◆ Exercise objective
Print out each record below, unaltered and complete, without its images.
□ □ □ □
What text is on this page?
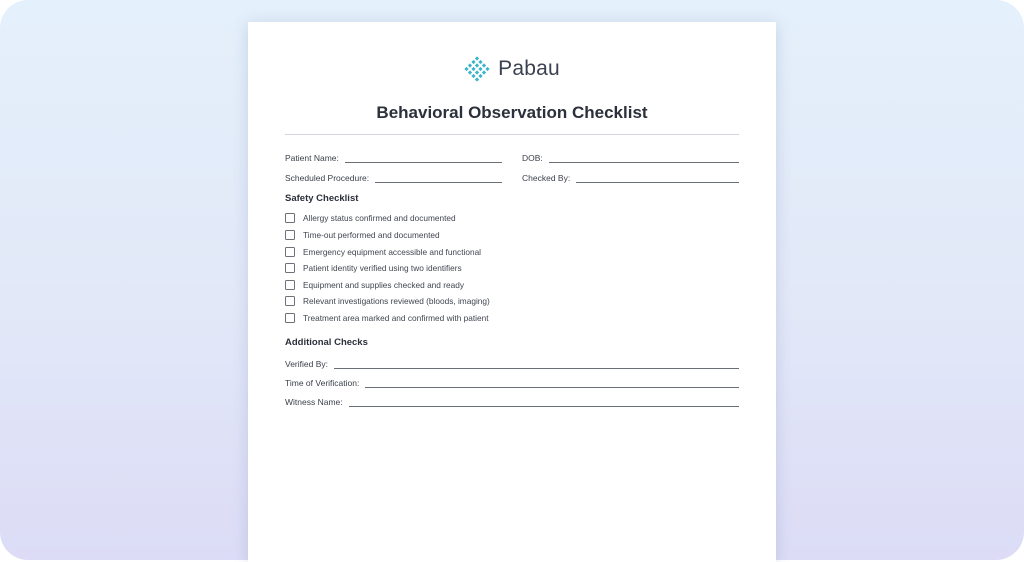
Pabau
Behavioral Observation Checklist
Patient Name:	DOB:
Scheduled Procedure:	Checked By:
Safety Checklist
Allergy status confirmed and documented
Time-out performed and documented
Emergency equipment accessible and functional
Patient identity verified using two identifiers
Equipment and supplies checked and ready
Relevant investigations reviewed (bloods, imaging)
Treatment area marked and confirmed with patient
Additional Checks
Verified By:
Time of Verification:
Witness Name:
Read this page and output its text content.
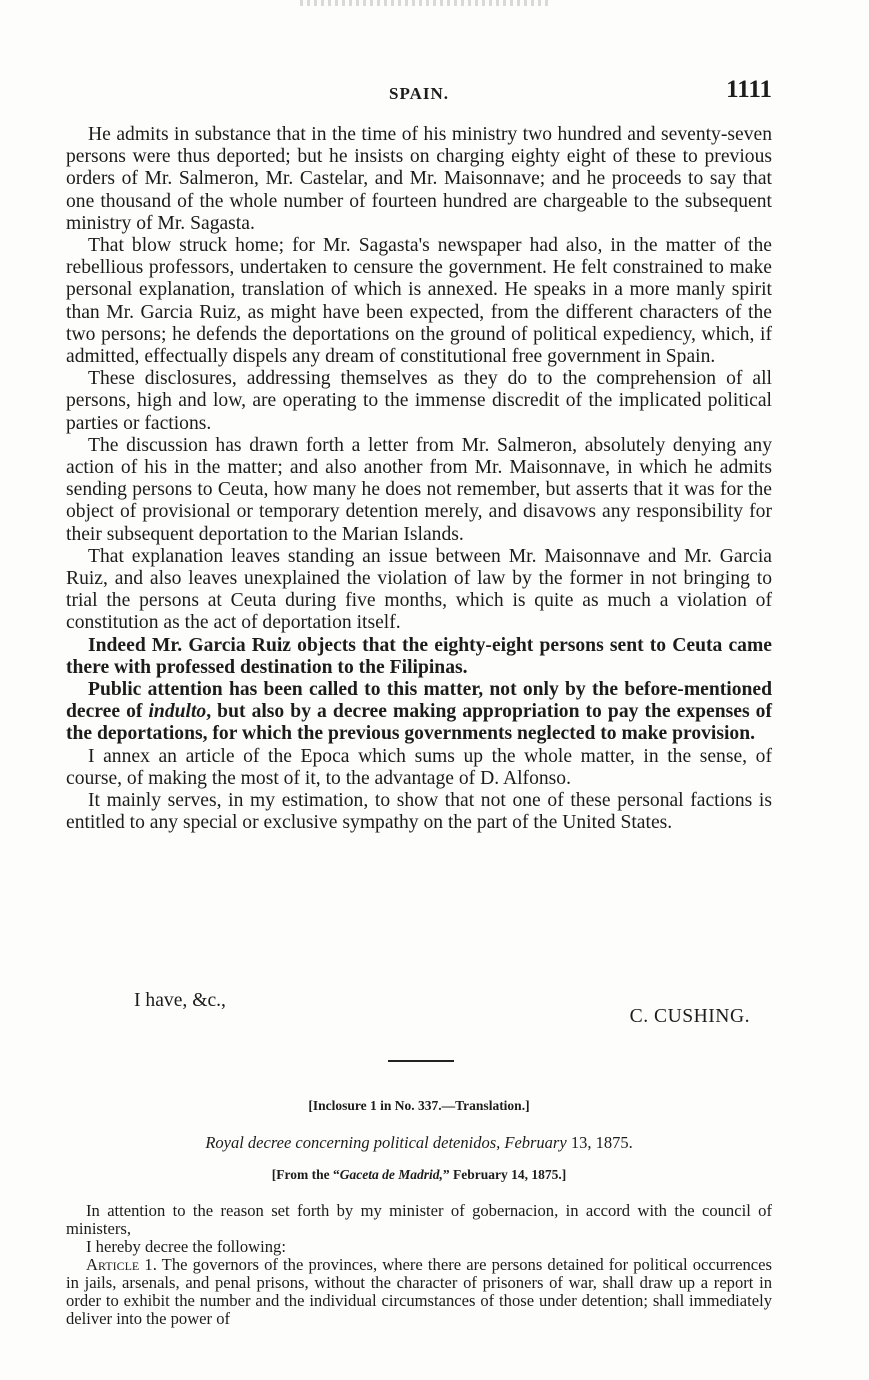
SPAIN.	1111

He admits in substance that in the time of his ministry two hundred and seventy-seven persons were thus deported; but he insists on charging eighty eight of these to previous orders of Mr. Salmeron, Mr. Castelar, and Mr. Maisonnave; and he proceeds to say that one thousand of the whole number of fourteen hundred are chargeable to the subsequent ministry of Mr. Sagasta.

That blow struck home; for Mr. Sagasta's newspaper had also, in the matter of the rebellious professors, undertaken to censure the government. He felt constrained to make personal explanation, translation of which is annexed. He speaks in a more manly spirit than Mr. Garcia Ruiz, as might have been expected, from the different characters of the two persons; he defends the deportations on the ground of political expediency, which, if admitted, effectually dispels any dream of constitutional free government in Spain.

These disclosures, addressing themselves as they do to the comprehension of all persons, high and low, are operating to the immense discredit of the implicated political parties or factions.

The discussion has drawn forth a letter from Mr. Salmeron, absolutely denying any action of his in the matter; and also another from Mr. Maisonnave, in which he admits sending persons to Ceuta, how many he does not remember, but asserts that it was for the object of provisional or temporary detention merely, and disavows any responsibility for their subsequent deportation to the Marian Islands.

That explanation leaves standing an issue between Mr. Maisonnave and Mr. Garcia Ruiz, and also leaves unexplained the violation of law by the former in not bringing to trial the persons at Ceuta during five months, which is quite as much a violation of constitution as the act of deportation itself.

Indeed Mr. Garcia Ruiz objects that the eighty-eight persons sent to Ceuta came there with professed destination to the Filipinas.

Public attention has been called to this matter, not only by the before-mentioned decree of indulto, but also by a decree making appropriation to pay the expenses of the deportations, for which the previous governments neglected to make provision.

I annex an article of the Epoca which sums up the whole matter, in the sense, of course, of making the most of it, to the advantage of D. Alfonso.

It mainly serves, in my estimation, to show that not one of these personal factions is entitled to any special or exclusive sympathy on the part of the United States.

I have, &c.,
C. CUSHING.
[Inclosure 1 in No. 337.—Translation.]
Royal decree concerning political detenidos, February 13, 1875.
[From the “Gaceta de Madrid,” February 14, 1875.]

In attention to the reason set forth by my minister of gobernacion, in accord with the council of ministers,

I hereby decree the following:

Article 1. The governors of the provinces, where there are persons detained for political occurrences in jails, arsenals, and penal prisons, without the character of prisoners of war, shall draw up a report in order to exhibit the number and the individual circumstances of those under detention; shall immediately deliver into the power of
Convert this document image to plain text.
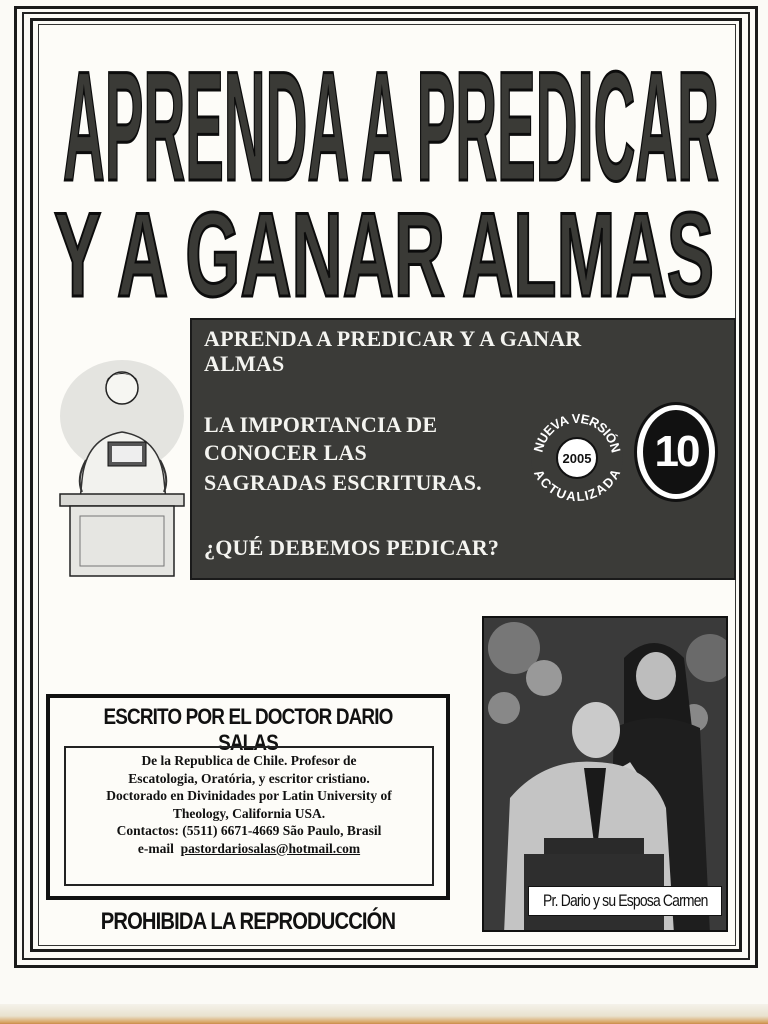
APRENDA A PREDICAR
Y A GANAR ALMAS
APRENDA A PREDICAR Y A GANAR
ALMAS
LA IMPORTANCIA DE
CONOCER LAS
SAGRADAS ESCRITURAS.
¿QUÉ DEBEMOS PEDICAR?
NUEVA VERSIÓN
2005
ACTUALIZADA 10
ESCRITO POR EL DOCTOR DARIO SALAS
De la Republica de Chile. Profesor de
Escatologia, Oratória, y escritor cristiano.
Doctorado en Divinidades por Latin University of
Theology, California USA.
Contactos: (5511) 6671-4669 São Paulo, Brasil
e-mail pastordariosalas@hotmail.com
PROHIBIDA LA REPRODUCCIÓN
Pr. Dario y su Esposa Carmen
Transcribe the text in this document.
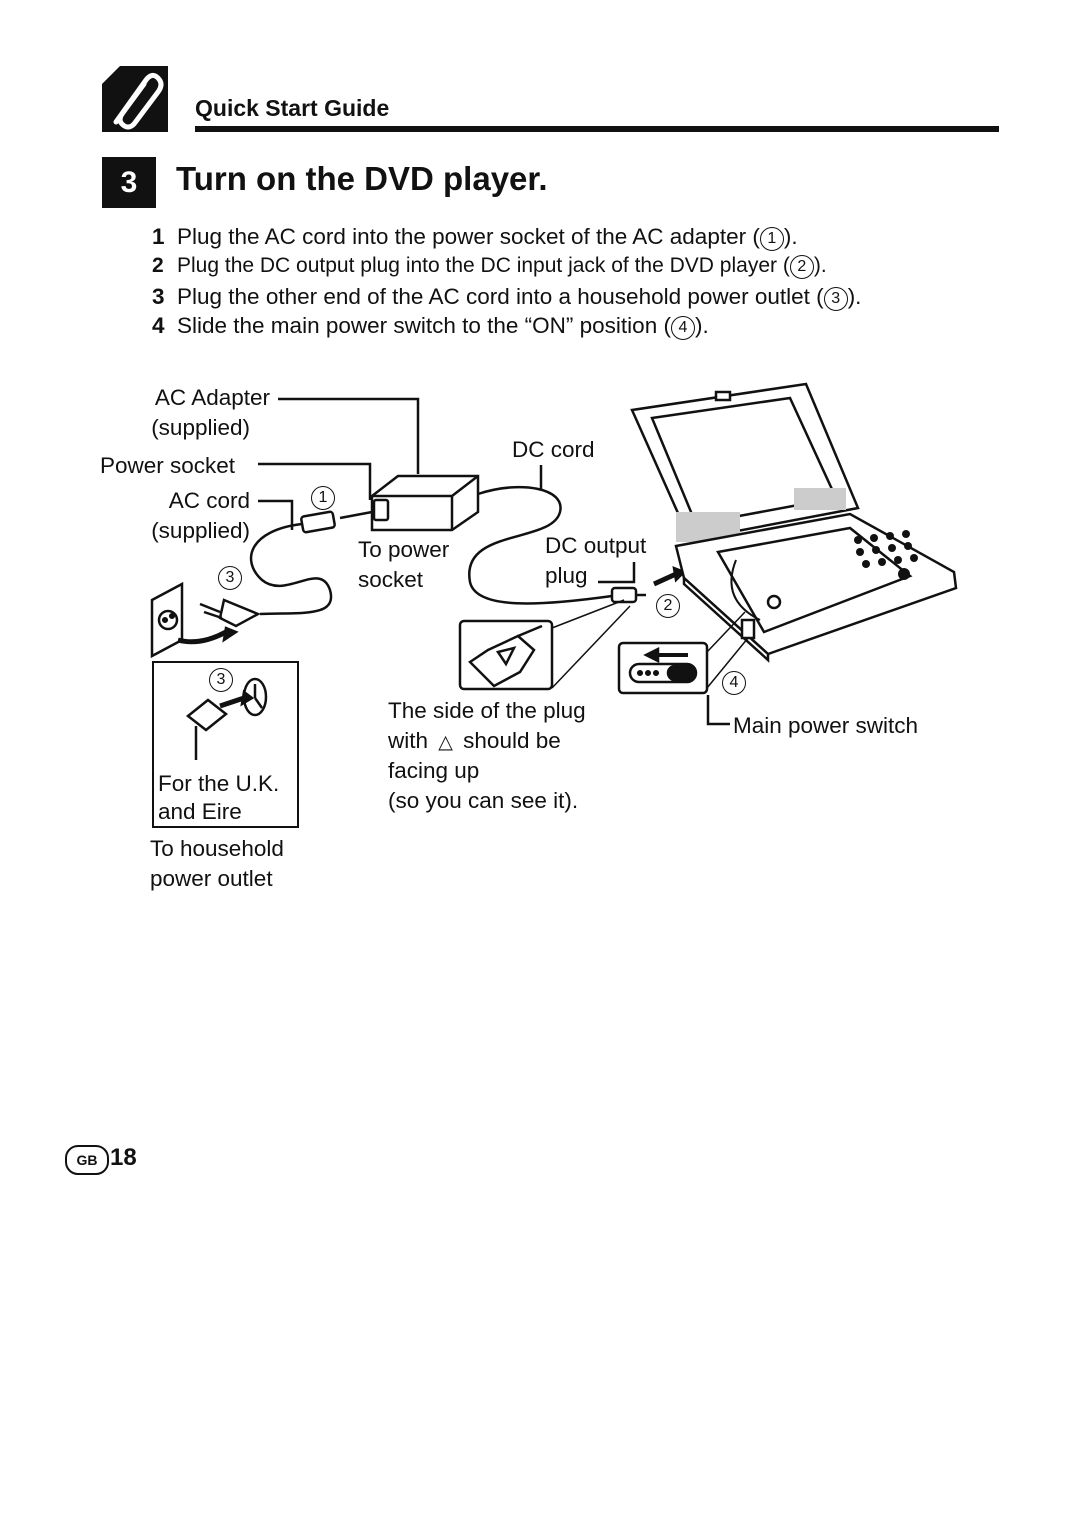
Quick Start Guide
3	Turn on the DVD player.
1 Plug the AC cord into the power socket of the AC adapter ( 1 ).
2 Plug the DC output plug into the DC input jack of the DVD player ( 2 ).
3 Plug the other end of the AC cord into a household power outlet ( 3 ).
4 Slide the main power switch to the “ON” position ( 4 ).
AC Adapter
(supplied)
Power socket
AC cord
(supplied)
DC cord
To power
socket
DC output
plug
The side of the plug
with △ should be
facing up
(so you can see it).
For the U.K.
and Eire
To household
power outlet
Main power switch
1
2
3
3	4
GB 18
□ □ □ □
◆ Complete output
What text is on this page?
Pabau
Behavioral Observation Checklist
Patient Name:	DOB:
Scheduled Procedure:	Checked By:
Safety Checklist
Allergy status confirmed and documented
Time-out performed and documented
Emergency equipment accessible and functional
Patient identity verified using two identifiers
Equipment and supplies checked and ready
Relevant investigations reviewed (bloods, imaging)
Treatment area marked and confirmed with patient
Additional Checks
Verified By:
Time of Verification:
Witness Name:
Read this page and output its text content.
SPAIN.	1111

He admits in substance that in the time of his ministry two hundred and seventy-seven persons were thus deported; but he insists on charging eighty eight of these to previous orders of Mr. Salmeron, Mr. Castelar, and Mr. Maisonnave; and he proceeds to say that one thousand of the whole number of fourteen hundred are chargeable to the subsequent ministry of Mr. Sagasta.

That blow struck home; for Mr. Sagasta's newspaper had also, in the matter of the rebellious professors, undertaken to censure the government. He felt constrained to make personal explanation, translation of which is annexed. He speaks in a more manly spirit than Mr. Garcia Ruiz, as might have been expected, from the different characters of the two persons; he defends the deportations on the ground of political expediency, which, if admitted, effectually dispels any dream of constitutional free government in Spain.

These disclosures, addressing themselves as they do to the comprehension of all persons, high and low, are operating to the immense discredit of the implicated political parties or factions.

The discussion has drawn forth a letter from Mr. Salmeron, absolutely denying any action of his in the matter; and also another from Mr. Maisonnave, in which he admits sending persons to Ceuta, how many he does not remember, but asserts that it was for the object of provisional or temporary detention merely, and disavows any responsibility for their subsequent deportation to the Marian Islands.

That explanation leaves standing an issue between Mr. Maisonnave and Mr. Garcia Ruiz, and also leaves unexplained the violation of law by the former in not bringing to trial the persons at Ceuta during five months, which is quite as much a violation of constitution as the act of deportation itself.

Indeed Mr. Garcia Ruiz objects that the eighty-eight persons sent to Ceuta came there with professed destination to the Filipinas.

Public attention has been called to this matter, not only by the before-mentioned decree of indulto, but also by a decree making appropriation to pay the expenses of the deportations, for which the previous governments neglected to make provision.

I annex an article of the Epoca which sums up the whole matter, in the sense, of course, of making the most of it, to the advantage of D. Alfonso.

It mainly serves, in my estimation, to show that not one of these personal factions is entitled to any special or exclusive sympathy on the part of the United States.

I have, &c.,
C. CUSHING.
[Inclosure 1 in No. 337.—Translation.]
Royal decree concerning political detenidos, February 13, 1875.
[From the “Gaceta de Madrid,” February 14, 1875.]

In attention to the reason set forth by my minister of gobernacion, in accord with the council of ministers,

I hereby decree the following:

Article 1. The governors of the provinces, where there are persons detained for political occurrences in jails, arsenals, and penal prisons, without the character of prisoners of war, shall draw up a report in order to exhibit the number and the individual circumstances of those under detention; shall immediately deliver into the power of
Convert this document image to plain text.
APRENDA A PREDICAR
Y A GANAR ALMAS
APRENDA A PREDICAR Y A GANAR
ALMAS
LA IMPORTANCIA DE
CONOCER LAS
SAGRADAS ESCRITURAS.
¿QUÉ DEBEMOS PEDICAR?
NUEVA VERSIÓN
2005
ACTUALIZADA 10
ESCRITO POR EL DOCTOR DARIO SALAS
De la Republica de Chile. Profesor de
Escatologia, Oratória, y escritor cristiano.
Doctorado en Divinidades por Latin University of
Theology, California USA.
Contactos: (5511) 6671-4669 São Paulo, Brasil
e-mail pastordariosalas@hotmail.com
PROHIBIDA LA REPRODUCCIÓN
Pr. Dario y su Esposa Carmen
Transcribe the text in this document.
Quick Start Guide
3	Turn on the DVD player.
1 Plug the AC cord into the power socket of the AC adapter ( 1 ).
2 Plug the DC output plug into the DC input jack of the DVD player ( 2 ).
3 Plug the other end of the AC cord into a household power outlet ( 3 ).
4 Slide the main power switch to the “ON” position ( 4 ).
AC Adapter
(supplied)
Power socket
AC cord
(supplied)
DC cord
To power
socket
DC output
plug
The side of the plug
with △ should be
facing up
(so you can see it).
For the U.K.
and Eire
To household
power outlet
Main power switch
1
2
3
3	4
GB 18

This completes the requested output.